**Instruction:**
Each line containing the word "运动员在空中飞行的时间为" needs to be copied.

Begin Extracted information

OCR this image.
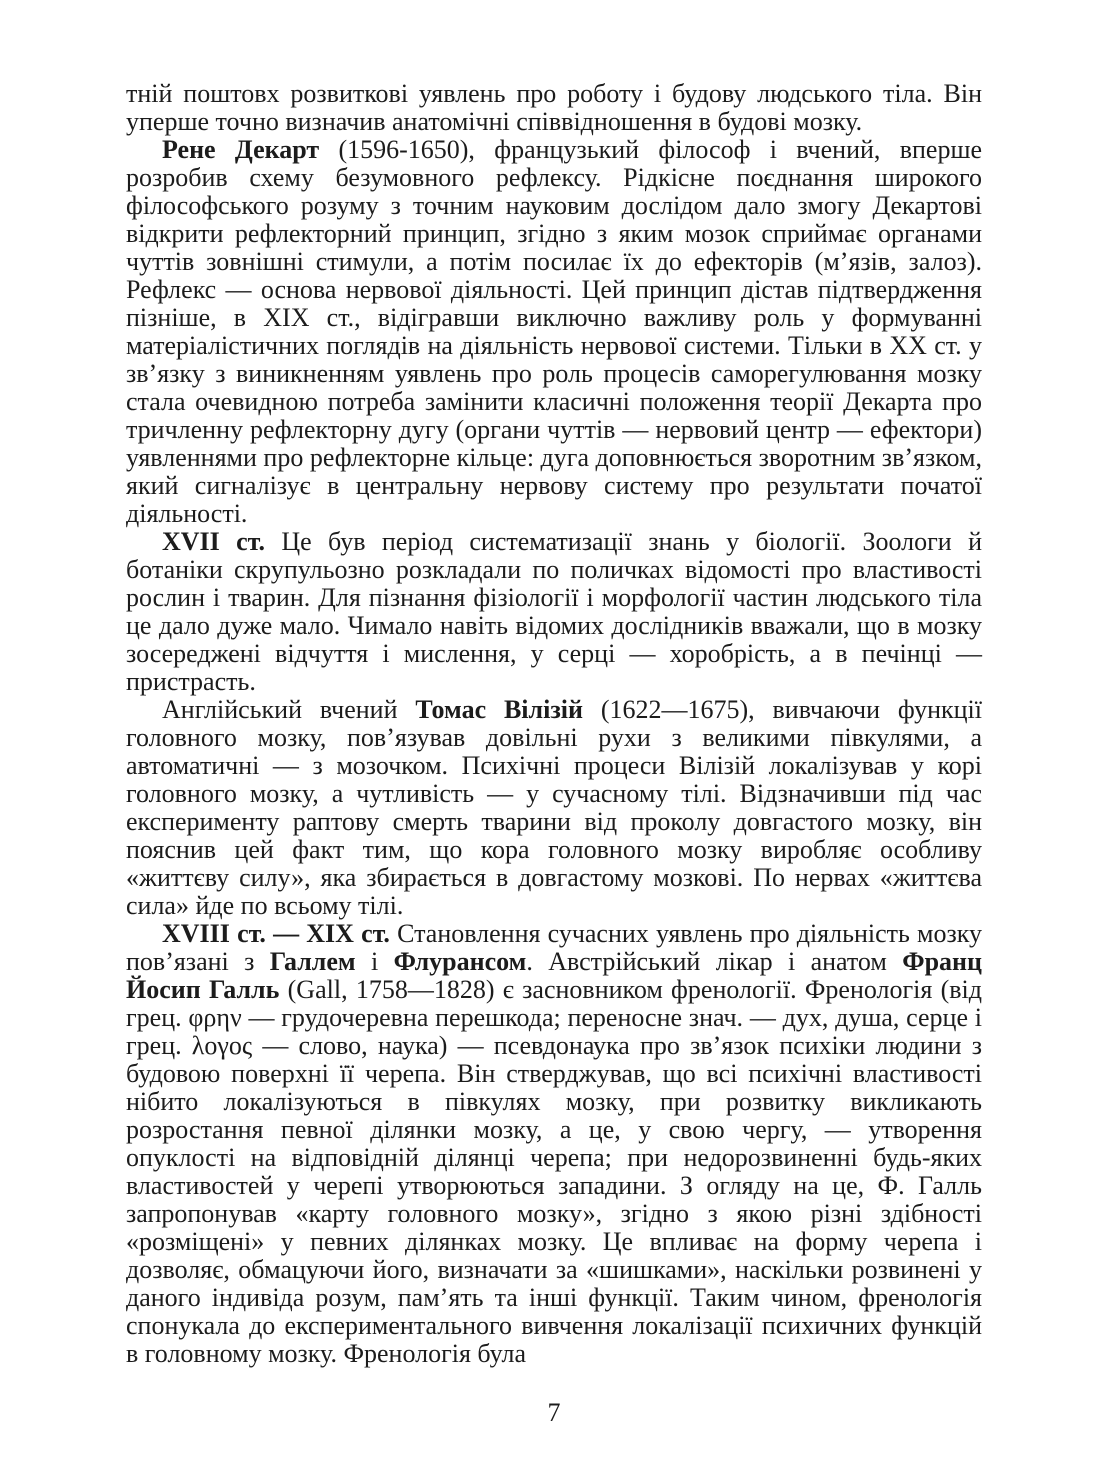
тній поштовх розвиткові уявлень про роботу і будову людського тіла. Він уперше точно визначив анатомічні співвідношення в будові мозку.

Рене Декарт (1596-1650), французький філософ і вчений, вперше розробив схему безумовного рефлексу. Рідкісне поєднання широкого філософського розуму з точним науковим дослідом дало змогу Декартові відкрити рефлекторний принцип, згідно з яким мозок сприймає органами чуттів зовнішні стимули, а потім посилає їх до ефекторів (м’язів, залоз). Рефлекс — основа нервової діяльності. Цей принцип дістав підтвердження пізніше, в XIX ст., відігравши виключно важливу роль у формуванні матеріалістичних поглядів на діяльність нервової системи. Тільки в XX ст. у зв’язку з виникненням уявлень про роль процесів саморегулювання мозку стала очевидною потреба замінити класичні положення теорії Декарта про тричленну рефлекторну дугу (органи чуттів — нервовий центр — ефектори) уявленнями про рефлекторне кільце: дуга доповнюється зворотним зв’язком, який сигналізує в центральну нервову систему про результати початої діяльності.

XVII ст. Це був період систематизації знань у біології. Зоологи й ботаніки скрупульозно розкладали по поличках відомості про властивості рослин і тварин. Для пізнання фізіології і морфології частин людського тіла це дало дуже мало. Чимало навіть відомих дослідників вважали, що в мозку зосереджені відчуття і мислення, у серці — хоробрість, а в печінці — пристрасть.

Англійський вчений Томас Вілізій (1622—1675), вивчаючи функції головного мозку, пов’язував довільні рухи з великими півкулями, а автоматичні — з мозочком. Психічні процеси Вілізій локалізував у корі головного мозку, а чутливість — у сучасному тілі. Відзначивши під час експерименту раптову смерть тварини від проколу довгастого мозку, він пояснив цей факт тим, що кора головного мозку виробляє особливу «життєву силу», яка збирається в довгастому мозкові. По нервах «життєва сила» йде по всьому тілі.

XVIII ст. — XIX ст. Становлення сучасних уявлень про діяльність мозку пов’язані з Галлем і Флурансом. Австрійський лікар і анатом Франц Йосип Галль (Gall, 1758—1828) є засновником френології. Френологія (від грец. φρην — грудочеревна перешкода; переносне знач. — дух, душа, серце і грец. λογος — слово, наука) — псевдонаука про зв’язок психіки людини з будовою поверхні її черепа. Він стверджував, що всі психічні властивості нібито локалізуються в півкулях мозку, при розвитку викликають розростання певної ділянки мозку, а це, у свою чергу, — утворення опуклості на відповідній ділянці черепа; при недорозвиненні будь-яких властивостей у черепі утворюються западини. З огляду на це, Ф. Галль запропонував «карту головного мозку», згідно з якою різні здібності «розміщені» у певних ділянках мозку. Це впливає на форму черепа і дозволяє, обмацуючи його, визначати за «шишками», наскільки розвинені у даного індивіда розум, пам’ять та інші функції. Таким чином, френологія спонукала до експериментального вивчення локалізації психичних функцій в головному мозку. Френологія була

7
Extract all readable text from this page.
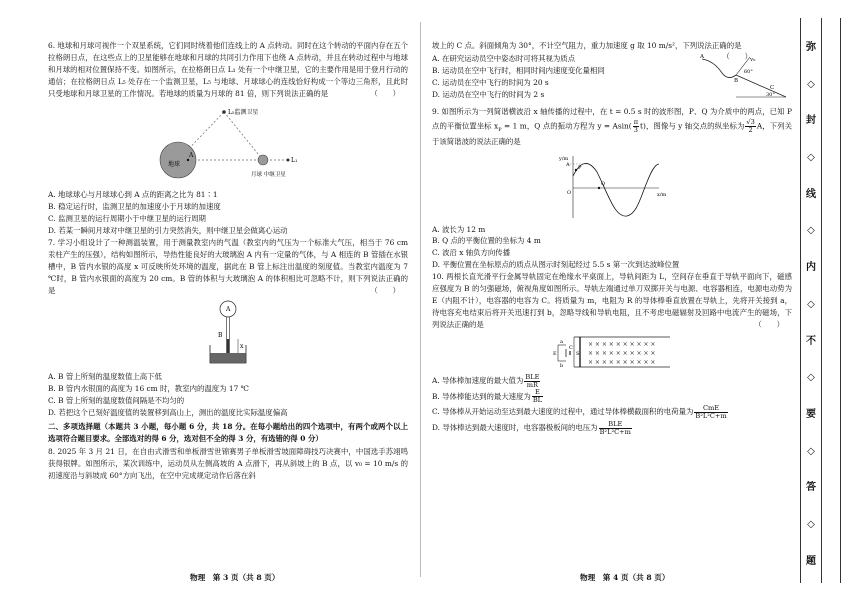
6. 地球和月球可视作一个双星系统，它们同时绕着他们连线上的 A 点转动。同时在这个转动的平面内存在五个拉格朗日点，在这些点上的卫星能够在地球和月球的共同引力作用下也绕 A 点转动，并且在转动过程中与地球和月球的相对位置保持不变。如图所示，在拉格朗日点 L₁ 处有一个中继卫星，它的主要作用是用于登月行动的通信；在拉格朗日点 L₅ 处存在一个监测卫星，L₅ 与地球、月球球心的连线恰好构成一个等边三角形，且此时只受地球和月球卫星的工作情况。若地球的质量为月球的 81 倍，则下列说法正确的是	（　　）

L₅监测卫星
地球
A
L₁
月球 中继卫星

A. 地球球心与月球球心到 A 点的距离之比为 81∶1

B. 稳定运行时，监测卫星的加速度小于月球的加速度

C. 监测卫星的运行周期小于中继卫星的运行周期

D. 若某一瞬间月球对中继卫星的引力突然消失，则中继卫星会做离心运动

7. 学习小组设计了一种测温装置，用于测量教室内的气温（教室内的气压为一个标准大气压，相当于 76 cm 汞柱产生的压强），结构如图所示，导热性能良好的大玻璃泡 A 内有一定量的气体，与 A 相连的 B 管插在水银槽中，B 管内水银的高度 x 可反映所处环境的温度，据此在 B 管上标注出温度的刻度值。当教室内温度为 7 ℃时，B 管内水银面的高度为 20 cm。B 管的体积与大玻璃泡 A 的体积相比可忽略不计，则下列说法正确的是	（　　）

A
B
x

A. B 管上所刻的温度数值上高下低

B. B 管内水银面的高度为 16 cm 时，教室内的温度为 17 ℃

C. B 管上所刻的温度数值间隔是不均匀的

D. 若把这个已刻好温度值的装置移到高山上，测出的温度比实际温度偏高

二、多项选择题（本题共 3 小题，每小题 6 分，共 18 分。在每小题给出的四个选项中，有两个或两个以上选项符合题目要求。全部选对的得 6 分，选对但不全的得 3 分，有选错的得 0 分）

8. 2025 年 3 月 21 日，在自由式滑雪和单板滑雪世锦赛男子单板滑雪坡面障碍技巧决赛中，中国选手苏翊鸣获得银牌。如图所示，某次训练中，运动员从左侧高坡的 A 点滑下，再从斜坡上的 B 点，以 v₀ = 10 m/s 的初速度沿与斜坡成 60°方向飞出，在空中完成规定动作后落在斜

物理　第 3 页（共 8 页）

坡上的 C 点。斜面倾角为 30°，不计空气阻力，重力加速度 g 取 10 m/s²，下列说法正确的是

（　　）

A. 在研究运动员空中姿态时可将其视为质点

B. 运动员在空中飞行时，相同时间内速度变化量相同

C. 运动员在空中飞行的时间为 20 s

D. 运动员在空中飞行的时间为 2 s

A
B
C
v₀
60°
30°

9. 如图所示为一列简谐横波沿 x 轴传播的过程中，在 t = 0.5 s 时的波形图，P、Q 为介质中的两点，已知 P 点的平衡位置坐标 $x_P = 1$ m，Q 点的振动方程为 $y = Asin( \frac{\pi}{3} t)$，图像与 y 轴交点的纵坐标为 $\frac{√3}{2}$ A，下列关于该简谐波的说法正确的是

y/m
x/m
O
P
Q
A

A. 波长为 12 m

B. Q 点的平衡位置的坐标为 4 m

C. 波沿 x 轴负方向传播

D. 平衡位置在坐标原点的质点从图示时刻起经过 5.5 s 第一次到达波峰位置

10. 两根长直光滑平行金属导轨固定在绝缘水平桌面上，导轨间距为 L，空间存在垂直于导轨平面向下，磁感应强度为 B 的匀强磁场，俯视角度如图所示。导轨左端通过单刀双掷开关与电源、电容器相连，电源电动势为 E（内阻不计），电容器的电容为 C。将质量为 m，电阻为 R 的导体棒垂直放置在导轨上，先将开关接到 a，待电容充电结束后将开关迅速打到 b，忽略导线和导轨电阻，且不考虑电磁辐射及回路中电流产生的磁场，下列说法正确的是	（　　）

× × × × × × × × × ×
× × × × × × × × × ×
× × × × × × × × × ×
a
b
E
C
S

A. 导体棒加速度的最大值为 $\frac{\text{BLE}}{mR}$

B. 导体棒能达到的最大速度为 $\frac{E}{BL}$

C. 导体棒从开始运动至达到最大速度的过程中，通过导体棒横截面积的电荷量为 $\frac{\text{CmE}}{\text{B²L²C+m}}$

D. 导体棒达到最大速度时，电容器极板间的电压为 $\frac{\text{BLE}}{\text{B²L²C+m}}$

物理　第 4 页（共 8 页）
弥
◇
封
◇
线
◇
内
◇
不
◇
要
◇
答
◇
题
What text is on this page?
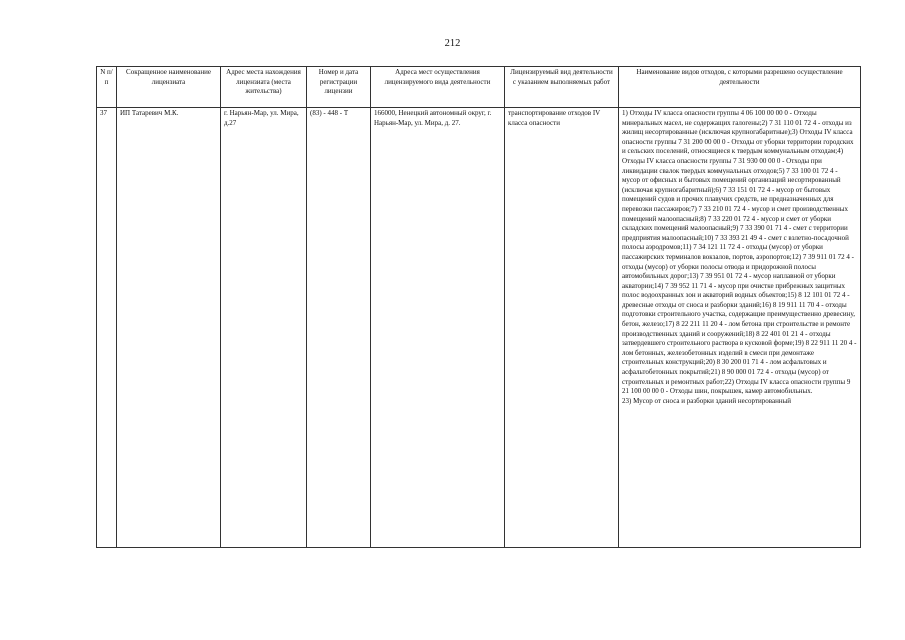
212
N п/п	Сокращенное наименование лицензиата	Адрес места нахождения лицензиата (места жительства)	Номер и дата регистрации лицензии	Адреса мест осуществления лицензируемого вида деятельности	Лицензируемый вид деятельности с указанием выполняемых работ	Наименование видов отходов, с которыми разрешено осуществление деятельности
37	ИП Татаревич М.К.	г. Нарьян-Мар, ул. Мира, д.27	(83) - 448 - Т	166000, Ненецкий автономный округ, г. Нарьян-Мар, ул. Мира, д. 27.	транспортирование отходов IV класса опасности	1) Отходы IV класса опасности группы 4 06 100 00 00 0 - Отходы минеральных масел, не содержащих галогены;2) 7 31 110 01 72 4 - отходы из жилищ несортированные (исключая крупногабаритные);3) Отходы IV класса опасности группы 7 31 200 00 00 0 - Отходы от уборки территории городских и сельских поселений, относящиеся к твердым коммунальным отходам;4) Отходы IV класса опасности группы 7 31 930 00 00 0 - Отходы при ликвидации свалок твердых коммунальных отходов;5) 7 33 100 01 72 4 - мусор от офисных и бытовых помещений организаций несортированный (исключая крупногабаритный);6) 7 33 151 01 72 4 - мусор от бытовых помещений судов и прочих плавучих средств, не предназначенных для перевозки пассажиров;7) 7 33 210 01 72 4 - мусор и смет производственных помещений малоопасный;8) 7 33 220 01 72 4 - мусор и смет от уборки складских помещений малоопасный;9) 7 33 390 01 71 4 - смет с территории предприятия малоопасный;10) 7 33 393 21 49 4 - смет с взлетно-посадочной полосы аэродромов;11) 7 34 121 11 72 4 - отходы (мусор) от уборки пассажирских терминалов вокзалов, портов, аэропортов;12) 7 39 911 01 72 4 - отходы (мусор) от уборки полосы отвода и придорожной полосы автомобильных дорог;13) 7 39 951 01 72 4 - мусор наплавной от уборки акватории;14) 7 39 952 11 71 4 - мусор при очистке прибрежных защитных полос водоохранных зон и акваторий водных объектов;15) 8 12 101 01 72 4 - древесные отходы от сноса и разборки зданий;16) 8 19 911 11 70 4 - отходы подготовки строительного участка, содержащие преимущественно древесину, бетон, железо;17) 8 22 211 11 20 4 - лом бетона при строительстве и ремонте производственных зданий и сооружений;18) 8 22 401 01 21 4 - отходы затвердевшего строительного раствора в кусковой форме;19) 8 22 911 11 20 4 - лом бетонных, железобетонных изделий в смеси при демонтаже строительных конструкций;20) 8 30 200 01 71 4 - лом асфальтовых и асфальтобетонных покрытий;21) 8 90 000 01 72 4 - отходы (мусор) от строительных и ремонтных работ;22) Отходы IV класса опасности группы 9 21 100 00 00 0 - Отходы шин, покрышек, камер автомобильных.
23) Мусор от сноса и разборки зданий несортированный
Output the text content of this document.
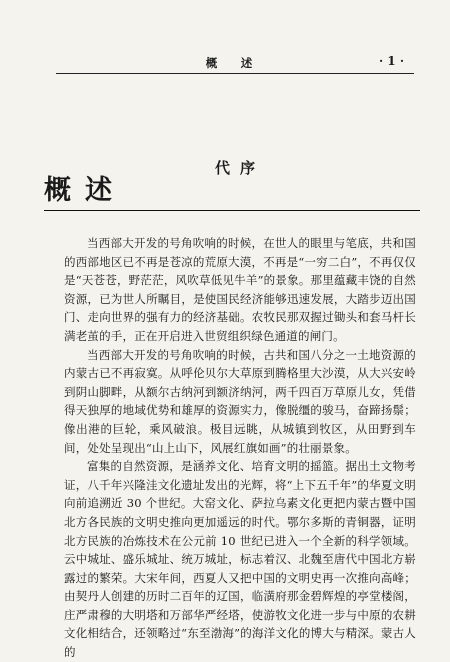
概　述	· 1 ·
代序
概述

当西部大开发的号角吹响的时候，在世人的眼里与笔底，共和国的西部地区已不再是苍凉的荒原大漠，不再是“一穷二白”，不再仅仅是“天苍苍，野茫茫，风吹草低见牛羊”的景象。那里蕴藏丰饶的自然资源，已为世人所瞩目，是使国民经济能够迅速发展，大踏步迈出国门、走向世界的强有力的经济基础。农牧民那双握过锄头和套马杆长满老茧的手，正在开启进入世贸组织绿色通道的闸门。

当西部大开发的号角吹响的时候，古共和国八分之一土地资源的内蒙古已不再寂寞。从呼伦贝尔大草原到腾格里大沙漠，从大兴安岭到阴山脚畔，从额尔古纳河到额济纳河，两千四百万草原儿女，凭借得天独厚的地域优势和雄厚的资源实力，像脱缰的骏马，奋蹄扬鬃；像出港的巨轮，乘风破浪。极目远眺，从城镇到牧区，从田野到车间，处处呈现出“山上山下，风展红旗如画”的壮丽景象。

富集的自然资源，是涵养文化、培育文明的摇篮。据出土文物考证，八千年兴隆洼文化遗址发出的光辉，将“上下五千年”的华夏文明向前追溯近 30 个世纪。大窑文化、萨拉乌素文化更把内蒙古暨中国北方各民族的文明史推向更加遥远的时代。鄂尔多斯的青铜器，证明北方民族的冶炼技术在公元前 10 世纪已进入一个全新的科学领域。云中城址、盛乐城址、统万城址，标志着汉、北魏至唐代中国北方崭露过的繁荣。大宋年间，西夏人又把中国的文明史再一次推向高峰；由契丹人创建的历时二百年的辽国，临潢府那金碧辉煌的亭堂楼阁，庄严肃穆的大明塔和万部华严经塔，使游牧文化进一步与中原的农耕文化相结合，还领略过“东至渤海”的海洋文化的博大与精深。蒙古人的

End Extracted information

**Solution for this problem:**
C. 运动员在空中飞行的时间为 20 s
D. 运动员在空中飞行的时间为 2 s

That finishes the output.